**Excerpt to read**
=====
Save this as trust-policy.json:
{
"Version": "2012-10-17",
"Statement": [
{
"Effect": "Allow",
"Principal": { "Service": "lambda.amazonaws.com" },
"Action": "sts:AssumeRole"
}
]
}
AWS CLI (v2):
aws iam create-role \
--role-name order-processor-role \
--assume-role-policy-document file://trust-policy.json
Output:
{
"Role": {
"RoleName": "order-processor-role",
"Arn": "arn:aws:iam::111122223333:role/order-processor-role",
"CreateDate": "2026-06-15T14:08:22+00:00"
}
}
Step 2 — attach logging permissions
aws iam attach-role-policy \
--role-name order-processor-role \
--policy-arn arn:aws:iam::aws:policy/service-role/AWSLambdaBasicExecutionRole
This single managed policy covers CloudWatch Logs, so you never hit the “blank logs” problem.
Step 3 — add a scoped inline policy for the services it touches
Suppose the function reads from a DynamoDB table Orders and writes objects to the bucket order-receipts. Save this as app-policy.json:
{
"Version": "2012-10-17",
"Statement": [
{
"Sid": "ReadOrdersTable",
"Effect": "Allow",
"Action": ["dynamodb:GetItem", "dynamodb:Query"],
"Resource": "arn:aws:dynamodb:us-east-1:111122223333:table/Orders"
},
{
"Sid": "WriteReceipts",
"Effect": "Allow",
"Action": "s3:PutObject",
"Resource": "arn:aws:s3:::order-receipts/*"
}
]
}
aws iam put-role-policy \
--role-name order-processor-role \
--policy-name order-processor-access \
--policy-document file://app-policy.json
Notice each statement names specific actions on specific resources. That is least privilege in practice.
Console steps (the equivalent)
- Open the IAM console and choose Roles, then Create role.
- For trusted entity type, pick AWS service, then choose Lambda as the use case. Click Next.
- Search for and select AWSLambdaBasicExecutionRole (the logging permissions). Click Next.
- Name the role (e.g.
order-processor-role) and click Create role. - Open the new role, choose Add permissions → Create inline policy, paste the JSON from Step 3, and save it.
- In the Lambda console, open your function, go to Configuration → Permissions, click Edit, and select this role under Execution role.
Defining the role in infrastructure-as-code
In real projects you define the role alongside the function so it is version-controlled and repeatable. Here it is with AWS SAM (Serverless Application Model):
Resources:
OrderProcessor:
Type: AWS::Serverless::Function
Properties:
Handler: index.handler
Runtime: nodejs20.x
Policies:
- AWSLambdaBasicExecutionRole
- Statement:
- Effect: Allow
Action: [dynamodb:GetItem, dynamodb:Query]
Resource: arn:aws:dynamodb:us-east-1:111122223333:table/Orders
- Effect: Allow
Action: s3:PutObject
Resource: arn:aws:s3:::order-receipts/*
SAM creates a dedicated, scoped role automatically from this Policies block — you rarely need to hand-write the trust policy when using a framework.
=====
(Document layout analysis lines)

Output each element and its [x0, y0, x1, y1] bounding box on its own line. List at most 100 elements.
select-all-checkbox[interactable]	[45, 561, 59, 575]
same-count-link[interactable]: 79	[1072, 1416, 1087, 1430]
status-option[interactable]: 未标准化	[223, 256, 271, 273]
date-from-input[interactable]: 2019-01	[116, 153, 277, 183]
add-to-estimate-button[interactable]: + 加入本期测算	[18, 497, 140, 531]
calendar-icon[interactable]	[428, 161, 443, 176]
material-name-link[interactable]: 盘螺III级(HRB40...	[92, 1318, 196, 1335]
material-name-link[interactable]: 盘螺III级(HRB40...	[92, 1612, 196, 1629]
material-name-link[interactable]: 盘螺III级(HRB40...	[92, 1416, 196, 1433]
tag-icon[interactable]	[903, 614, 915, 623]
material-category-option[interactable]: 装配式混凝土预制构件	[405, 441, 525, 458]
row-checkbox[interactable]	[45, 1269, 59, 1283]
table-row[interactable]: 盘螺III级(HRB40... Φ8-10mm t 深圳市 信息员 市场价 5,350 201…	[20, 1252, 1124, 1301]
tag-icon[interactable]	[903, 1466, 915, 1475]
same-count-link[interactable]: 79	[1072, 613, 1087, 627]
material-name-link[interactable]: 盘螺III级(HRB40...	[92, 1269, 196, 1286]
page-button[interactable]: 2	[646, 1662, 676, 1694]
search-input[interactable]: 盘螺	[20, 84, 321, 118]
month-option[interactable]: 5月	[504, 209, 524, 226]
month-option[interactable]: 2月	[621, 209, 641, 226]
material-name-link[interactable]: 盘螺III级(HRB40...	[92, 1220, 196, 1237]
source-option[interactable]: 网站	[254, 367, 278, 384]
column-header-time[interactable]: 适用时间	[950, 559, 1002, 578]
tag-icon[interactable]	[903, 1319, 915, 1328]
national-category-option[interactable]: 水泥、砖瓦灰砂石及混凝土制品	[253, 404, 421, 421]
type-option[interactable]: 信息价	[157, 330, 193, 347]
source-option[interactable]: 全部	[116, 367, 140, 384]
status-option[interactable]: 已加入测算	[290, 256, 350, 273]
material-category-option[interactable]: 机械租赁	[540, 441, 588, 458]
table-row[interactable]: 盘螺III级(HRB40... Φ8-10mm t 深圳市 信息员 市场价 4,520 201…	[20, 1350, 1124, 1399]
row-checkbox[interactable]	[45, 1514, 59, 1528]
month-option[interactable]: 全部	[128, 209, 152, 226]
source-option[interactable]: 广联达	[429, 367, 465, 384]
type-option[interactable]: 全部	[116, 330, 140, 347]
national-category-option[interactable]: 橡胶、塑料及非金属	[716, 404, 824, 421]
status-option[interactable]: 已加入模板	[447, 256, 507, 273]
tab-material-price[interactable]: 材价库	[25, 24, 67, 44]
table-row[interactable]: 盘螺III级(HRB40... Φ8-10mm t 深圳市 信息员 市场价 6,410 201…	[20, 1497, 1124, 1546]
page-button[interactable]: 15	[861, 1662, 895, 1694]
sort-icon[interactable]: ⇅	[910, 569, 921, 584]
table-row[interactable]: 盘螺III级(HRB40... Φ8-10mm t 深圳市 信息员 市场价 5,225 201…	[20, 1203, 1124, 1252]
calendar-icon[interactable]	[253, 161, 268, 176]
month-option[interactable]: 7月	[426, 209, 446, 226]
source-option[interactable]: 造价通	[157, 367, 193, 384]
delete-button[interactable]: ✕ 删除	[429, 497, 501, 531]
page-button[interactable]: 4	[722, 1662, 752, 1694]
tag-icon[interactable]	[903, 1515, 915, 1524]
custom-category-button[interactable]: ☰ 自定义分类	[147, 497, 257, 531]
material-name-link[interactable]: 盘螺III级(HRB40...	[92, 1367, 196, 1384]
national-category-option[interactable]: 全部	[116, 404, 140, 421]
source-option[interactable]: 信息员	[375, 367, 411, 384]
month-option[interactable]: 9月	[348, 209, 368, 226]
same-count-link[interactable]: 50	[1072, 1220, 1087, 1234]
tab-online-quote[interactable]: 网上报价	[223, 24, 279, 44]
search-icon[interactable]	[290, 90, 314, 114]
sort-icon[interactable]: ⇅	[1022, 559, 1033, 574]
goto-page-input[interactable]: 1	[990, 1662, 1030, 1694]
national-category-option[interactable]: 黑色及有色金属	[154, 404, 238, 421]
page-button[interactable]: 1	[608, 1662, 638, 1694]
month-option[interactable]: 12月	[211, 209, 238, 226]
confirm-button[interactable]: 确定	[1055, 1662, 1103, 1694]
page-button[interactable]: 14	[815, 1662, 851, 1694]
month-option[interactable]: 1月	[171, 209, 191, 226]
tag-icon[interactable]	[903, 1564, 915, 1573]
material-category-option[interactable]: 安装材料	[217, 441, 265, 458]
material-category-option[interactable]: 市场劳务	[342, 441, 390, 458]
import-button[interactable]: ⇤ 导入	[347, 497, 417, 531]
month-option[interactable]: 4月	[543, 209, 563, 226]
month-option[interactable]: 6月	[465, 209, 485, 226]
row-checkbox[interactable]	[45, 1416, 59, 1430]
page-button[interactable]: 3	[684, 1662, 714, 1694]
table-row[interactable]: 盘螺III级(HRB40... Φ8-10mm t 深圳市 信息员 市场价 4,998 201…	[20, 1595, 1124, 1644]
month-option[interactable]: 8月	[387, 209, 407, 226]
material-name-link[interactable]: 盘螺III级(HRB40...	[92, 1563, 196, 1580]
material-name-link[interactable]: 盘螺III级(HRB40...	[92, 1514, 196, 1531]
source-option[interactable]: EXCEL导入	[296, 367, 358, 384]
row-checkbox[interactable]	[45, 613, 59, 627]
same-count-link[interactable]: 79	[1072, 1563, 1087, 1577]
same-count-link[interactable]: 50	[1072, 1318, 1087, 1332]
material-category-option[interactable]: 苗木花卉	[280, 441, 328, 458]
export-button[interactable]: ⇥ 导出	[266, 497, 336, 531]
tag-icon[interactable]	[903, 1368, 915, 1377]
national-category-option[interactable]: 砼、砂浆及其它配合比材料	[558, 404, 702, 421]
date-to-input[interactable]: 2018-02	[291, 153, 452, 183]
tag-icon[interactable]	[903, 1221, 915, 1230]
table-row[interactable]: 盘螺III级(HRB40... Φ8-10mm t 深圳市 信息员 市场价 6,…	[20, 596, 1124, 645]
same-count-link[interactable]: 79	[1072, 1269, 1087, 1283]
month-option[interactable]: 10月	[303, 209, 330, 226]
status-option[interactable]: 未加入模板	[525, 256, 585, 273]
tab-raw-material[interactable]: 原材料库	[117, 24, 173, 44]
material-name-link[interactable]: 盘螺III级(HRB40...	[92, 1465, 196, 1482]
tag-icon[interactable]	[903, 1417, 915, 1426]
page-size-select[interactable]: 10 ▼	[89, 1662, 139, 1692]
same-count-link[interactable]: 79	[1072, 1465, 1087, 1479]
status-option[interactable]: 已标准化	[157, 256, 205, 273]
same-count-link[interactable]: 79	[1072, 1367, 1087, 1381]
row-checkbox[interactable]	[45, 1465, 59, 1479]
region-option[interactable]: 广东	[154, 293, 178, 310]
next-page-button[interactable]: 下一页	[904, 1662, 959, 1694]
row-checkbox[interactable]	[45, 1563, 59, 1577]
=====
**Work order 1**
Answer these questions from the Lambda execution role guide:
(a) Which managed policy covers CloudWatch Logs?
(b) Which two DynamoDB actions does the scoped inline policy allow on the Orders table?
(c) What runtime does the SAM template give the OrderProcessor function?
**Work order 2**
Render this sentence from the Lambda execution role guide in Spanish: "In real projects you define the role alongside the function so it is version-controlled and repeatable."
**Work order 3**
Resume the Lambda execution role guide after its final sentence and carry it on.
Nothing here relies on the lines, so they can be set aside.

**Answer 1**
(a) AWSLambdaBasicExecutionRole
(b) dynamodb:GetItem and dynamodb:Query
(c) nodejs20.x

**Answer 2**
En proyectos reales, el rol se define junto con la función para que quede bajo control de versiones y sea reproducible.

**Answer 3**
The other door: granting invoke permission
For completeness, here is the inbound side. To let API Gateway (an AWS service for publishing APIs) trigger the function, you add a resource policy with add-permission — this does not touch the execution role at all:
aws lambda add-permission \
--function-name order-processor \
--statement-id apigw-invoke \
--action lambda:InvokeFunction \
--principal apigateway.amazonaws.com \
--source-arn "arn:aws:execute-api:us-east-1:111122223333:a1b2c3d4e5/*/POST/orders"
Tip: There is no extra cost for IAM roles, policies, or resource policies — they are free. The only “cost” of getting permissions wrong is debugging time and security risk, so it is always worth scoping them tightly from the start.
Best Practices
- Give each function its own dedicated role; never share one broad role across many functions.
- Always include CloudWatch Logs permissions (use
AWSLambdaBasicExecutionRole) or you will debug blind. - Scope every statement to specific actions and specific resource ARNs — avoid
*on action or resource. - Never attach
AdministratorAccessto a function to silence an error; find the one missing permission instead. - Remember the two doors: execution role = what the function can call; resource policy = who can invoke the function.
- Define roles in IaC (SAM, CloudFormation, or Terraform) so they are reviewed, versioned, and reproducible.
- Use IAM Access Analyzer and CloudTrail to spot unused permissions and tighten roles over time.